*What to produce*: Exactly reproduce each record listed below.

*Task inputs*:
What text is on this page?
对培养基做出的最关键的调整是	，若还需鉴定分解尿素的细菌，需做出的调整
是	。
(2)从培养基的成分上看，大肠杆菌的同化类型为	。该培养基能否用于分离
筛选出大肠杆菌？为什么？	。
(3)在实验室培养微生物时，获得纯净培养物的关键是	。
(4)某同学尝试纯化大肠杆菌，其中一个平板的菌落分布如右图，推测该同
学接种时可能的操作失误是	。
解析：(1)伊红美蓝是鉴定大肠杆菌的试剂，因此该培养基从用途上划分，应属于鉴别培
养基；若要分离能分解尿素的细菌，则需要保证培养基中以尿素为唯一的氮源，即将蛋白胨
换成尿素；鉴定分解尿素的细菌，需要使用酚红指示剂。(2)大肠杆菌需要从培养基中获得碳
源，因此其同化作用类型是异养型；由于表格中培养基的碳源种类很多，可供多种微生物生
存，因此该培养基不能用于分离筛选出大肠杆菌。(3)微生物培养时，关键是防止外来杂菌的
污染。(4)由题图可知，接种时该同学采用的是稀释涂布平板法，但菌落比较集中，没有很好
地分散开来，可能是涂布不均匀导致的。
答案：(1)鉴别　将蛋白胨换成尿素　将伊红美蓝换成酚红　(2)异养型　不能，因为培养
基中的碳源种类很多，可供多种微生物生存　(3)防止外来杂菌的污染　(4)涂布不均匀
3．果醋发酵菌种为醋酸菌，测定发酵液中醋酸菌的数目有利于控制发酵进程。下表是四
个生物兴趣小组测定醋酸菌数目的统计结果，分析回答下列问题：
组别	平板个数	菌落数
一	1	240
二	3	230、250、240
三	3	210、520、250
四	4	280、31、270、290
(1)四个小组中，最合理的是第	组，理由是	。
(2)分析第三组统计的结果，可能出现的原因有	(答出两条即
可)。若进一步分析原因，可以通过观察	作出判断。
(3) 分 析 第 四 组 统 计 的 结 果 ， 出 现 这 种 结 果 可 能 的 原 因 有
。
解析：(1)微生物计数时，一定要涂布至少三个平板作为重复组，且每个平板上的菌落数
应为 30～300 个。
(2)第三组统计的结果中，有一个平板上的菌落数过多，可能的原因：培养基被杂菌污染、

*Complete output*:
What text is on this page?
对培养基做出的最关键的调整是	，若还需鉴定分解尿素的细菌，需做出的调整
是	。
(2)从培养基的成分上看，大肠杆菌的同化类型为	。该培养基能否用于分离
筛选出大肠杆菌？为什么？	。
(3)在实验室培养微生物时，获得纯净培养物的关键是	。
(4)某同学尝试纯化大肠杆菌，其中一个平板的菌落分布如右图，推测该同
学接种时可能的操作失误是	。
解析：(1)伊红美蓝是鉴定大肠杆菌的试剂，因此该培养基从用途上划分，应属于鉴别培
养基；若要分离能分解尿素的细菌，则需要保证培养基中以尿素为唯一的氮源，即将蛋白胨
换成尿素；鉴定分解尿素的细菌，需要使用酚红指示剂。(2)大肠杆菌需要从培养基中获得碳
源，因此其同化作用类型是异养型；由于表格中培养基的碳源种类很多，可供多种微生物生
存，因此该培养基不能用于分离筛选出大肠杆菌。(3)微生物培养时，关键是防止外来杂菌的
污染。(4)由题图可知，接种时该同学采用的是稀释涂布平板法，但菌落比较集中，没有很好
地分散开来，可能是涂布不均匀导致的。
答案：(1)鉴别　将蛋白胨换成尿素　将伊红美蓝换成酚红　(2)异养型　不能，因为培养
基中的碳源种类很多，可供多种微生物生存　(3)防止外来杂菌的污染　(4)涂布不均匀
3．果醋发酵菌种为醋酸菌，测定发酵液中醋酸菌的数目有利于控制发酵进程。下表是四
个生物兴趣小组测定醋酸菌数目的统计结果，分析回答下列问题：
组别	平板个数	菌落数
一	1	240
二	3	230、250、240
三	3	210、520、250
四	4	280、31、270、290
(1)四个小组中，最合理的是第	组，理由是	。
(2)分析第三组统计的结果，可能出现的原因有	(答出两条即
可)。若进一步分析原因，可以通过观察	作出判断。
(3) 分 析 第 四 组 统 计 的 结 果 ， 出 现 这 种 结 果 可 能 的 原 因 有
。
解析：(1)微生物计数时，一定要涂布至少三个平板作为重复组，且每个平板上的菌落数
应为 30～300 个。
(2)第三组统计的结果中，有一个平板上的菌落数过多，可能的原因：培养基被杂菌污染、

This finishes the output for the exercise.